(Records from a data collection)
- - - -
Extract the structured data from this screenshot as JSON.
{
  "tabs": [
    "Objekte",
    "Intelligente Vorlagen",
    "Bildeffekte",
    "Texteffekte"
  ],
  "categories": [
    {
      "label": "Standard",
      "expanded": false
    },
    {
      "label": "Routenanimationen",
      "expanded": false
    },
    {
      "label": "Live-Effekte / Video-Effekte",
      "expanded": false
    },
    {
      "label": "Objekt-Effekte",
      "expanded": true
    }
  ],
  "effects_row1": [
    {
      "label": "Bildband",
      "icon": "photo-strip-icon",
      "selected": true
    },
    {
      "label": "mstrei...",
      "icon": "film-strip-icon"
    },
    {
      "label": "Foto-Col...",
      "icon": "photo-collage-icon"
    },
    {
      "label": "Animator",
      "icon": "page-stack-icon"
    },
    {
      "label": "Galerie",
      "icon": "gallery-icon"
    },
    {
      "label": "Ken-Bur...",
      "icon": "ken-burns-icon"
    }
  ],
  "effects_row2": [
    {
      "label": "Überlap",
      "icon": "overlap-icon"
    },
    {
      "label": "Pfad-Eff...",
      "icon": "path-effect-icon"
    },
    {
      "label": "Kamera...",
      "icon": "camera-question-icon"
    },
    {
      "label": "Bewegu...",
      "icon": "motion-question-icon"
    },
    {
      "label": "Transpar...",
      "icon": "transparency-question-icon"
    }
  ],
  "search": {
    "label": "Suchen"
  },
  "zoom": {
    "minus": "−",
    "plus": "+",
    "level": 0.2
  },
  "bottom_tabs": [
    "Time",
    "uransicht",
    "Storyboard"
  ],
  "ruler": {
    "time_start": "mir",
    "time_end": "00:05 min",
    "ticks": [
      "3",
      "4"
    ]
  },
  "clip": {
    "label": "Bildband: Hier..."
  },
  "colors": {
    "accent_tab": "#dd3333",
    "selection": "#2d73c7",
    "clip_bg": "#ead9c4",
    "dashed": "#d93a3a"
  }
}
- - - -
Transcribe every entry verbatim.

Extract the structured data from this screenshot as JSON.
{
  "tabs": [
    "Objekte",
    "Intelligente Vorlagen",
    "Bildeffekte",
    "Texteffekte"
  ],
  "categories": [
    {
      "label": "Standard",
      "expanded": false
    },
    {
      "label": "Routenanimationen",
      "expanded": false
    },
    {
      "label": "Live-Effekte / Video-Effekte",
      "expanded": false
    },
    {
      "label": "Objekt-Effekte",
      "expanded": true
    }
  ],
  "effects_row1": [
    {
      "label": "Bildband",
      "icon": "photo-strip-icon",
      "selected": true
    },
    {
      "label": "mstrei...",
      "icon": "film-strip-icon"
    },
    {
      "label": "Foto-Col...",
      "icon": "photo-collage-icon"
    },
    {
      "label": "Animator",
      "icon": "page-stack-icon"
    },
    {
      "label": "Galerie",
      "icon": "gallery-icon"
    },
    {
      "label": "Ken-Bur...",
      "icon": "ken-burns-icon"
    }
  ],
  "effects_row2": [
    {
      "label": "Überlap",
      "icon": "overlap-icon"
    },
    {
      "label": "Pfad-Eff...",
      "icon": "path-effect-icon"
    },
    {
      "label": "Kamera...",
      "icon": "camera-question-icon"
    },
    {
      "label": "Bewegu...",
      "icon": "motion-question-icon"
    },
    {
      "label": "Transpar...",
      "icon": "transparency-question-icon"
    }
  ],
  "search": {
    "label": "Suchen"
  },
  "zoom": {
    "minus": "−",
    "plus": "+",
    "level": 0.2
  },
  "bottom_tabs": [
    "Time",
    "uransicht",
    "Storyboard"
  ],
  "ruler": {
    "time_start": "mir",
    "time_end": "00:05 min",
    "ticks": [
      "3",
      "4"
    ]
  },
  "clip": {
    "label": "Bildband: Hier..."
  },
  "colors": {
    "accent_tab": "#dd3333",
    "selection": "#2d73c7",
    "clip_bg": "#ead9c4",
    "dashed": "#d93a3a"
  }
}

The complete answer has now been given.